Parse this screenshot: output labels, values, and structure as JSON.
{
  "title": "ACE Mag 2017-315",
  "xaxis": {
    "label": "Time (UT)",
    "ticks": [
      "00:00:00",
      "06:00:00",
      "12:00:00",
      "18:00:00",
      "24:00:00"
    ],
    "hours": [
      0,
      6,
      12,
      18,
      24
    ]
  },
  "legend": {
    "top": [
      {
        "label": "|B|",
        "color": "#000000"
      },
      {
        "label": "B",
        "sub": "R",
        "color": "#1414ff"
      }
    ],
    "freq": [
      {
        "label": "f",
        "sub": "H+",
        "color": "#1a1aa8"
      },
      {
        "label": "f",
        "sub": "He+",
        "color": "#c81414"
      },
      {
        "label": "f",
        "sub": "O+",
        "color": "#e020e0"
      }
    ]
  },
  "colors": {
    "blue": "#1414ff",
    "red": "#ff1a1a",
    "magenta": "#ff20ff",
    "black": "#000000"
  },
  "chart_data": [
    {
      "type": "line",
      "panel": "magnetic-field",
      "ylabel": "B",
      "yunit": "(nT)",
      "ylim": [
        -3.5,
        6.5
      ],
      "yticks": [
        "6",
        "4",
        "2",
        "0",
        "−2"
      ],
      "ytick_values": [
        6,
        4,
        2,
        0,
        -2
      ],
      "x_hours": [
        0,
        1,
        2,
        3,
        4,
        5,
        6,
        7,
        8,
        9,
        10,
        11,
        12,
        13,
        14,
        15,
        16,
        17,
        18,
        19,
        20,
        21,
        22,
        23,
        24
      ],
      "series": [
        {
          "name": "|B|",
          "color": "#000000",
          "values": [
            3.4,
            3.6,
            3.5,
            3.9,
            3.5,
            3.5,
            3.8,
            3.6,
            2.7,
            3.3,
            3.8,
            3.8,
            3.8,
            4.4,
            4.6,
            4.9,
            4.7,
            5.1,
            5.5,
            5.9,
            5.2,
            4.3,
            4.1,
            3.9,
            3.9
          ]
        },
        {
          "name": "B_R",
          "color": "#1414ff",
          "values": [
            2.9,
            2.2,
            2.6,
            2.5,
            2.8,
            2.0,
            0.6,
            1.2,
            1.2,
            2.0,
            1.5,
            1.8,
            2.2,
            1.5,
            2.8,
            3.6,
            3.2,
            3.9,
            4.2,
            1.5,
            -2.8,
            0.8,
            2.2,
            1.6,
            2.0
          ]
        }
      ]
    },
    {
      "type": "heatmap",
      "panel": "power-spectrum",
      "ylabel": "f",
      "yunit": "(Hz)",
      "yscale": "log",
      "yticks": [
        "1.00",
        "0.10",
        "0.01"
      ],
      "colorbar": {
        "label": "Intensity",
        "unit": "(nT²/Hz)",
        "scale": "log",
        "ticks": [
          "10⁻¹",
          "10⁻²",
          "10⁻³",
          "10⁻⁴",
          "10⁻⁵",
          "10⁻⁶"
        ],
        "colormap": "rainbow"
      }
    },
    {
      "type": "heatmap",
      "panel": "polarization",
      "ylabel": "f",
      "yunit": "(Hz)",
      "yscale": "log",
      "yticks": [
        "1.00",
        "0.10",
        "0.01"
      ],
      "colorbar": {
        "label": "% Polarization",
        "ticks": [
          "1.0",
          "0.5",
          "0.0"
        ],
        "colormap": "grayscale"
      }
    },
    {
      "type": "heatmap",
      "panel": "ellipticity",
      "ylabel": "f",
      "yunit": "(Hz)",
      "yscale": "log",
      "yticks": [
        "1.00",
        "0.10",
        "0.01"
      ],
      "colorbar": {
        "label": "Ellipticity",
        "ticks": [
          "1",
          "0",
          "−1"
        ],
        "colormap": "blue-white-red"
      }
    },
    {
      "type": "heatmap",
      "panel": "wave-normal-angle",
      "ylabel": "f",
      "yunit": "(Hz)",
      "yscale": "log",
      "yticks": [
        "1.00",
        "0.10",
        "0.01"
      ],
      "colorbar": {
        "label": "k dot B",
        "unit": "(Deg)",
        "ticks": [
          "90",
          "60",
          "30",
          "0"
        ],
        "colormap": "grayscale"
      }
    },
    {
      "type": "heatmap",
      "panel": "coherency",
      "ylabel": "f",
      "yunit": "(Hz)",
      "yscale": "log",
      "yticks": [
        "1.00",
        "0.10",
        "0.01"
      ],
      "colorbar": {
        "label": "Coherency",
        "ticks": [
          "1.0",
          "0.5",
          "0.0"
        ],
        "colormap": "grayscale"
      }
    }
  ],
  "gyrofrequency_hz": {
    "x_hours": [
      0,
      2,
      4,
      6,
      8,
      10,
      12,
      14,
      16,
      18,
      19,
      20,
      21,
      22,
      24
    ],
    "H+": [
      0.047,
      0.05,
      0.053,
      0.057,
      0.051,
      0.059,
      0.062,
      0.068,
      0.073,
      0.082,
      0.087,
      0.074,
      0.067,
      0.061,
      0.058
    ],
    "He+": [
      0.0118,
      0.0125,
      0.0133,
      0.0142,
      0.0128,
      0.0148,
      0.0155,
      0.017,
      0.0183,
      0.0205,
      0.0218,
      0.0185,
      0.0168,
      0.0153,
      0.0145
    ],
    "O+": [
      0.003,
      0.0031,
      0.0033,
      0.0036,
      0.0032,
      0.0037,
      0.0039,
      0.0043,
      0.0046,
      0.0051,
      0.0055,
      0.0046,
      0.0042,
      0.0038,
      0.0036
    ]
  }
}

■ ■ ■ ■

◆ **Task brief**:
Each line above must be printed exactly as it appears.

◆ **Exercise output**:
Parse this screenshot: output labels, values, and structure as JSON.
{
  "title": "ACE Mag 2017-315",
  "xaxis": {
    "label": "Time (UT)",
    "ticks": [
      "00:00:00",
      "06:00:00",
      "12:00:00",
      "18:00:00",
      "24:00:00"
    ],
    "hours": [
      0,
      6,
      12,
      18,
      24
    ]
  },
  "legend": {
    "top": [
      {
        "label": "|B|",
        "color": "#000000"
      },
      {
        "label": "B",
        "sub": "R",
        "color": "#1414ff"
      }
    ],
    "freq": [
      {
        "label": "f",
        "sub": "H+",
        "color": "#1a1aa8"
      },
      {
        "label": "f",
        "sub": "He+",
        "color": "#c81414"
      },
      {
        "label": "f",
        "sub": "O+",
        "color": "#e020e0"
      }
    ]
  },
  "colors": {
    "blue": "#1414ff",
    "red": "#ff1a1a",
    "magenta": "#ff20ff",
    "black": "#000000"
  },
  "chart_data": [
    {
      "type": "line",
      "panel": "magnetic-field",
      "ylabel": "B",
      "yunit": "(nT)",
      "ylim": [
        -3.5,
        6.5
      ],
      "yticks": [
        "6",
        "4",
        "2",
        "0",
        "−2"
      ],
      "ytick_values": [
        6,
        4,
        2,
        0,
        -2
      ],
      "x_hours": [
        0,
        1,
        2,
        3,
        4,
        5,
        6,
        7,
        8,
        9,
        10,
        11,
        12,
        13,
        14,
        15,
        16,
        17,
        18,
        19,
        20,
        21,
        22,
        23,
        24
      ],
      "series": [
        {
          "name": "|B|",
          "color": "#000000",
          "values": [
            3.4,
            3.6,
            3.5,
            3.9,
            3.5,
            3.5,
            3.8,
            3.6,
            2.7,
            3.3,
            3.8,
            3.8,
            3.8,
            4.4,
            4.6,
            4.9,
            4.7,
            5.1,
            5.5,
            5.9,
            5.2,
            4.3,
            4.1,
            3.9,
            3.9
          ]
        },
        {
          "name": "B_R",
          "color": "#1414ff",
          "values": [
            2.9,
            2.2,
            2.6,
            2.5,
            2.8,
            2.0,
            0.6,
            1.2,
            1.2,
            2.0,
            1.5,
            1.8,
            2.2,
            1.5,
            2.8,
            3.6,
            3.2,
            3.9,
            4.2,
            1.5,
            -2.8,
            0.8,
            2.2,
            1.6,
            2.0
          ]
        }
      ]
    },
    {
      "type": "heatmap",
      "panel": "power-spectrum",
      "ylabel": "f",
      "yunit": "(Hz)",
      "yscale": "log",
      "yticks": [
        "1.00",
        "0.10",
        "0.01"
      ],
      "colorbar": {
        "label": "Intensity",
        "unit": "(nT²/Hz)",
        "scale": "log",
        "ticks": [
          "10⁻¹",
          "10⁻²",
          "10⁻³",
          "10⁻⁴",
          "10⁻⁵",
          "10⁻⁶"
        ],
        "colormap": "rainbow"
      }
    },
    {
      "type": "heatmap",
      "panel": "polarization",
      "ylabel": "f",
      "yunit": "(Hz)",
      "yscale": "log",
      "yticks": [
        "1.00",
        "0.10",
        "0.01"
      ],
      "colorbar": {
        "label": "% Polarization",
        "ticks": [
          "1.0",
          "0.5",
          "0.0"
        ],
        "colormap": "grayscale"
      }
    },
    {
      "type": "heatmap",
      "panel": "ellipticity",
      "ylabel": "f",
      "yunit": "(Hz)",
      "yscale": "log",
      "yticks": [
        "1.00",
        "0.10",
        "0.01"
      ],
      "colorbar": {
        "label": "Ellipticity",
        "ticks": [
          "1",
          "0",
          "−1"
        ],
        "colormap": "blue-white-red"
      }
    },
    {
      "type": "heatmap",
      "panel": "wave-normal-angle",
      "ylabel": "f",
      "yunit": "(Hz)",
      "yscale": "log",
      "yticks": [
        "1.00",
        "0.10",
        "0.01"
      ],
      "colorbar": {
        "label": "k dot B",
        "unit": "(Deg)",
        "ticks": [
          "90",
          "60",
          "30",
          "0"
        ],
        "colormap": "grayscale"
      }
    },
    {
      "type": "heatmap",
      "panel": "coherency",
      "ylabel": "f",
      "yunit": "(Hz)",
      "yscale": "log",
      "yticks": [
        "1.00",
        "0.10",
        "0.01"
      ],
      "colorbar": {
        "label": "Coherency",
        "ticks": [
          "1.0",
          "0.5",
          "0.0"
        ],
        "colormap": "grayscale"
      }
    }
  ],
  "gyrofrequency_hz": {
    "x_hours": [
      0,
      2,
      4,
      6,
      8,
      10,
      12,
      14,
      16,
      18,
      19,
      20,
      21,
      22,
      24
    ],
    "H+": [
      0.047,
      0.05,
      0.053,
      0.057,
      0.051,
      0.059,
      0.062,
      0.068,
      0.073,
      0.082,
      0.087,
      0.074,
      0.067,
      0.061,
      0.058
    ],
    "He+": [
      0.0118,
      0.0125,
      0.0133,
      0.0142,
      0.0128,
      0.0148,
      0.0155,
      0.017,
      0.0183,
      0.0205,
      0.0218,
      0.0185,
      0.0168,
      0.0153,
      0.0145
    ],
    "O+": [
      0.003,
      0.0031,
      0.0033,
      0.0036,
      0.0032,
      0.0037,
      0.0039,
      0.0043,
      0.0046,
      0.0051,
      0.0055,
      0.0046,
      0.0042,
      0.0038,
      0.0036
    ]
  }
}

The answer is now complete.